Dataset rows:

==========

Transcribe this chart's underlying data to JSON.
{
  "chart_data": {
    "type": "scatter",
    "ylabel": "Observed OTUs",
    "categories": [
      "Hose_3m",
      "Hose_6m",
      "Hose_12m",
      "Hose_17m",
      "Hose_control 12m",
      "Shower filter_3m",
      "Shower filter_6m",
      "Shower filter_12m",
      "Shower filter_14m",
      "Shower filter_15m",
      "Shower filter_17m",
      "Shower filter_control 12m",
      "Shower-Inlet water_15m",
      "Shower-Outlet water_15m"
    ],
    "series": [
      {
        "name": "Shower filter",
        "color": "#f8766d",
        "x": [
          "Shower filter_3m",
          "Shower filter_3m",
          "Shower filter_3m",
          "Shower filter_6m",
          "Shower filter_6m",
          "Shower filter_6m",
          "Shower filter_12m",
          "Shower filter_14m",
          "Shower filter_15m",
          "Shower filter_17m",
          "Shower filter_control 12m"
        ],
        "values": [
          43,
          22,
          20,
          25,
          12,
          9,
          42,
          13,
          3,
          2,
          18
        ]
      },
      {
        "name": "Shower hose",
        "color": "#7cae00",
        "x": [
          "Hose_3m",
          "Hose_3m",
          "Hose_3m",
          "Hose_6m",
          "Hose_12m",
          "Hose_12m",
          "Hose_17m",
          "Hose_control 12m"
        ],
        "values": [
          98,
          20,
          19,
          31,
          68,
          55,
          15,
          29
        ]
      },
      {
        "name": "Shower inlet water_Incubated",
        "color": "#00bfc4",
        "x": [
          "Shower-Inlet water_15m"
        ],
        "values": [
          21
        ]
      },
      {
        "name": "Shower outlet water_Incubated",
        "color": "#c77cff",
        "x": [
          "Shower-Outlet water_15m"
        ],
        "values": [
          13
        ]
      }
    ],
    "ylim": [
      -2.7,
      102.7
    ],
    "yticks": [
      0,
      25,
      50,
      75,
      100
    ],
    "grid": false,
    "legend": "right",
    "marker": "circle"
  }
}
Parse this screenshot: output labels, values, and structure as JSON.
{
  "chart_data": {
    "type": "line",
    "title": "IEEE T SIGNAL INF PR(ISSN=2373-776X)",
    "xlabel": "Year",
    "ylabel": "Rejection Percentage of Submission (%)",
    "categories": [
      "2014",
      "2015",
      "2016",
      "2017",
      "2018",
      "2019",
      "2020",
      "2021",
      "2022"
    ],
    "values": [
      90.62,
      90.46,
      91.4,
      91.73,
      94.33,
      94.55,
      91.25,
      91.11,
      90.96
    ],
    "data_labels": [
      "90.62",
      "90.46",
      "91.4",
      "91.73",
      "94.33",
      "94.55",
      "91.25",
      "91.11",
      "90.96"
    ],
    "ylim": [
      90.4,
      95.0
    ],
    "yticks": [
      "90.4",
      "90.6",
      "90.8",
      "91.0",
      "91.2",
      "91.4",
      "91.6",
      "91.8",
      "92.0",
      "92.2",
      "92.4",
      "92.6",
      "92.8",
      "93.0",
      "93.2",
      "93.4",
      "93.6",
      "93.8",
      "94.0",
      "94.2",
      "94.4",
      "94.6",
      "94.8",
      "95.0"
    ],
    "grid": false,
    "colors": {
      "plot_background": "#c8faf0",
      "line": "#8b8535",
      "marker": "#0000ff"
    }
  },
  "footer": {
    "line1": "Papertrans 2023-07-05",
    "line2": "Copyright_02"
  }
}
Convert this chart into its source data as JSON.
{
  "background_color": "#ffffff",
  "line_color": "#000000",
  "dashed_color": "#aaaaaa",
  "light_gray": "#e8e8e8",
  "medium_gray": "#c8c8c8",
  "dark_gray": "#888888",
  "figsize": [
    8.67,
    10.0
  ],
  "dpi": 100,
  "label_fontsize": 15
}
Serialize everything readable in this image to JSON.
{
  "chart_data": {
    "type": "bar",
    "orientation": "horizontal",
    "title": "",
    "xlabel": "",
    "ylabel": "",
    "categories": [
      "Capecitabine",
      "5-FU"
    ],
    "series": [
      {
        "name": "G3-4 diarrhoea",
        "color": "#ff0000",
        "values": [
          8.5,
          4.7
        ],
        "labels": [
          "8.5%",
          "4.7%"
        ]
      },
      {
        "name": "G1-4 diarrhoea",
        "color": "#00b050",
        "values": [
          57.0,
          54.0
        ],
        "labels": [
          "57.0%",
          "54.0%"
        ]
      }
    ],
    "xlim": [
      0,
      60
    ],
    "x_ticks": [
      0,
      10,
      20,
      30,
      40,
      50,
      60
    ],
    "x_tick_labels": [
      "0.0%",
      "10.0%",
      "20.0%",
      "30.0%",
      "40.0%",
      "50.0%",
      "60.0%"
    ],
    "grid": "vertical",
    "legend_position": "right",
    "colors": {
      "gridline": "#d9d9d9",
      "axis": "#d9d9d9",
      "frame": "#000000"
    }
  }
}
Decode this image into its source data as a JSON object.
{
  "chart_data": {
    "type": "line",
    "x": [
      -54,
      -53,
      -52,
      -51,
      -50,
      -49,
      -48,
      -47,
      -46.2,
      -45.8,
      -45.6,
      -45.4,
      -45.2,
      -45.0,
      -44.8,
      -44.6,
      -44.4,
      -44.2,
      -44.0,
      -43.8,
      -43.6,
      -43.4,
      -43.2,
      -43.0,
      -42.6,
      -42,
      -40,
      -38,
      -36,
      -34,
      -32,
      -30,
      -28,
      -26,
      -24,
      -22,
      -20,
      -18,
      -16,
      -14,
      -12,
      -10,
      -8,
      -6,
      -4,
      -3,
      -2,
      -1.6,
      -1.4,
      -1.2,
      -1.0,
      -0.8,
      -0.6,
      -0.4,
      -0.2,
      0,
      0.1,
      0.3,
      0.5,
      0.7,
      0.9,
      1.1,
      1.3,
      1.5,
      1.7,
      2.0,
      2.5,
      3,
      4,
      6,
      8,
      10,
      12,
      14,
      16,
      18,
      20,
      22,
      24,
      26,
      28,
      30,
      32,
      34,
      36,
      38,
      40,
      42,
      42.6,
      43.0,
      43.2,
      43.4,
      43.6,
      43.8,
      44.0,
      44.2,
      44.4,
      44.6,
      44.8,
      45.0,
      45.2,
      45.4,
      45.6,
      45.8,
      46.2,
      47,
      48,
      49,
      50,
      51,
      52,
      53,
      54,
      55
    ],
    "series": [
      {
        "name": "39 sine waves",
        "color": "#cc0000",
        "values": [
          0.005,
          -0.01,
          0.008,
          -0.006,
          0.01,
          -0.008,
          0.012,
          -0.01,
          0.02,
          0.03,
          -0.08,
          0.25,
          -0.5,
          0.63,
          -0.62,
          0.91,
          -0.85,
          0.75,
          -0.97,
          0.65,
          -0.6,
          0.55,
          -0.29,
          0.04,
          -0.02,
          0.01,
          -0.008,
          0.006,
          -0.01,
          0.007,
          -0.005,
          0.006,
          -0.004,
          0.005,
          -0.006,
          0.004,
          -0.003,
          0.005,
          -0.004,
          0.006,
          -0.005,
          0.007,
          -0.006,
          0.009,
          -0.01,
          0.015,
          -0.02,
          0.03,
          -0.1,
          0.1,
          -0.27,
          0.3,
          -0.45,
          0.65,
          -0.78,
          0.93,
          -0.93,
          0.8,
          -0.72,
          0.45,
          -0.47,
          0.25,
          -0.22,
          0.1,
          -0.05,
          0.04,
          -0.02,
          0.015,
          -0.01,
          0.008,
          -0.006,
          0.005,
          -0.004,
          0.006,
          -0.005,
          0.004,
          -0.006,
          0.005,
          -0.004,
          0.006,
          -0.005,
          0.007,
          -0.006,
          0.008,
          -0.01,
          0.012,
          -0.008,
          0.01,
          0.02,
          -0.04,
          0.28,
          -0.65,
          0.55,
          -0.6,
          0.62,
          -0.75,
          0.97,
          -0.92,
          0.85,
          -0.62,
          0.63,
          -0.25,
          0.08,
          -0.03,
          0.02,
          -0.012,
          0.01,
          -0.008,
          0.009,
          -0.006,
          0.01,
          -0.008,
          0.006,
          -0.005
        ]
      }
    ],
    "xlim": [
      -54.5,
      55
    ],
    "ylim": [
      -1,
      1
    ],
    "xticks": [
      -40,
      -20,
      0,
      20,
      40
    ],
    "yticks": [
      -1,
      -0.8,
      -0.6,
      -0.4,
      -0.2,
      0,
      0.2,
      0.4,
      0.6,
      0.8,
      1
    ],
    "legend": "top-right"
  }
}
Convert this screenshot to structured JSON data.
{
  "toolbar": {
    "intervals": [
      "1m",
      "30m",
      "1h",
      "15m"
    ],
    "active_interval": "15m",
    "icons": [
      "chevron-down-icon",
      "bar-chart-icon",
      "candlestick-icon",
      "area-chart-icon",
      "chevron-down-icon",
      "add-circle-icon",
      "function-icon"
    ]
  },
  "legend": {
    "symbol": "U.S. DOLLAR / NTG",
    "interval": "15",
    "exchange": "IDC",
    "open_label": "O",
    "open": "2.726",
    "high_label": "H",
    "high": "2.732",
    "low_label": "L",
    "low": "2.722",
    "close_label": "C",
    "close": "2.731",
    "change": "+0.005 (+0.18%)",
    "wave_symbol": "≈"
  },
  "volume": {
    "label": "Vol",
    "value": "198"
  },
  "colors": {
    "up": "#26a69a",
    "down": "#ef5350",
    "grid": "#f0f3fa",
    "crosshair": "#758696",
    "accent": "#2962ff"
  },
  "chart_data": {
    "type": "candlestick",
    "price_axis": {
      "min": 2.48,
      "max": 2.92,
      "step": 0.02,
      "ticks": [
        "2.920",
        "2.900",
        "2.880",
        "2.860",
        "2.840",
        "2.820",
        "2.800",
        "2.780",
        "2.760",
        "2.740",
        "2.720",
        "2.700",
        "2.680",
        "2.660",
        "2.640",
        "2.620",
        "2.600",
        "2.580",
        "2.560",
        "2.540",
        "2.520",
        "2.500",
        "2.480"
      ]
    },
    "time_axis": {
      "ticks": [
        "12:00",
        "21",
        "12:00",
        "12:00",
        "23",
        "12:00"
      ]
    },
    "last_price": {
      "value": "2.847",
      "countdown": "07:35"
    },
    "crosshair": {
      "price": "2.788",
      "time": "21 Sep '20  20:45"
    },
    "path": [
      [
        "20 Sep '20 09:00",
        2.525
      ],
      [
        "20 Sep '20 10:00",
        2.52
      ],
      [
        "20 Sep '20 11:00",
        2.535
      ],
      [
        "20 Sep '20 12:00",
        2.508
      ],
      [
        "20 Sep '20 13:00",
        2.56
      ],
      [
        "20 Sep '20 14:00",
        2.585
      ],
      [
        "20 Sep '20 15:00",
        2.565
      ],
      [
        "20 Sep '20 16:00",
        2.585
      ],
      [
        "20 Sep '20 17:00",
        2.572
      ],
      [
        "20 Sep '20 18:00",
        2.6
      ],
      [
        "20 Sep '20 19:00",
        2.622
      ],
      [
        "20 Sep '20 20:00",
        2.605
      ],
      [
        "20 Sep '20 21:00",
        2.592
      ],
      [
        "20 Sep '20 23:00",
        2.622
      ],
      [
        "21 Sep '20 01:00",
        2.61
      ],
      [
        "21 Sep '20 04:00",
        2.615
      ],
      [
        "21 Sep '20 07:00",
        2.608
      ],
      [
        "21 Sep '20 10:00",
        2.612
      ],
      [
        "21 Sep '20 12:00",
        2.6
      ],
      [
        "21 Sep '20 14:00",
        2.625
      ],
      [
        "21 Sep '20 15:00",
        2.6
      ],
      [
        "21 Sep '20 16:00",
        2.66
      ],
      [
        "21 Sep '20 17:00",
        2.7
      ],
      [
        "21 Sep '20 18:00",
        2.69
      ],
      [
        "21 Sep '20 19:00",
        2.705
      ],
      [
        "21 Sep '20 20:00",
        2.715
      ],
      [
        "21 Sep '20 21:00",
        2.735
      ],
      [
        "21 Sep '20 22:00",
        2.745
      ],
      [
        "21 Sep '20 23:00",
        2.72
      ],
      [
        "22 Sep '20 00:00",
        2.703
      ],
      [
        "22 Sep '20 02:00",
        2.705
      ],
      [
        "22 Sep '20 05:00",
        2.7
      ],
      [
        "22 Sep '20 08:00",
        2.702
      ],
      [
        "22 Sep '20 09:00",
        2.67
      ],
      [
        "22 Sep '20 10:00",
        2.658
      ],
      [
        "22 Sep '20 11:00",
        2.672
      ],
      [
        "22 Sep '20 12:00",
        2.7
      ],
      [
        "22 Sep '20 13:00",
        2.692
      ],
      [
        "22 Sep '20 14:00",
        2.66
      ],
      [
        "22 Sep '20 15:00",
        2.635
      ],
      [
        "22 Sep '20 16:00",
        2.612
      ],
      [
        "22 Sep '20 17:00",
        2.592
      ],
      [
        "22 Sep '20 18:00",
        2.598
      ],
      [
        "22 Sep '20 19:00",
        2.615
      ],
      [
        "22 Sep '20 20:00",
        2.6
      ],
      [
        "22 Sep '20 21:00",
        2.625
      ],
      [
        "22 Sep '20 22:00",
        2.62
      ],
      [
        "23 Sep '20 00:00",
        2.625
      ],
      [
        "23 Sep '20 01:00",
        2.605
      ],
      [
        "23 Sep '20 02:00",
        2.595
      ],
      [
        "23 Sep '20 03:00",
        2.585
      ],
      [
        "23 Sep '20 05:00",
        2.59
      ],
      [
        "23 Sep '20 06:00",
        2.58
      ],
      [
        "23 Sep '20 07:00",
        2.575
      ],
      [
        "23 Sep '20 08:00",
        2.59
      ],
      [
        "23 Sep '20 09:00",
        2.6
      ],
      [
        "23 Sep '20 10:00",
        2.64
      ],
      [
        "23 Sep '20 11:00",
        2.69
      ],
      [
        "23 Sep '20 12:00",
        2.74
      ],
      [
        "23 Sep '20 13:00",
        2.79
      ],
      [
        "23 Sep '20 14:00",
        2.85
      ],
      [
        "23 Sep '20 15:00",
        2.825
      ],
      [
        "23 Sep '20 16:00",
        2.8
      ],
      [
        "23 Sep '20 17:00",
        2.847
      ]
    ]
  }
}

==========

Return each line that includes "this".

Transcribe this chart's underlying data to JSON.
Parse this screenshot: output labels, values, and structure as JSON.
Convert this chart into its source data as JSON.
Serialize everything readable in this image to JSON.
Decode this image into its source data as a JSON object.
Convert this screenshot to structured JSON data.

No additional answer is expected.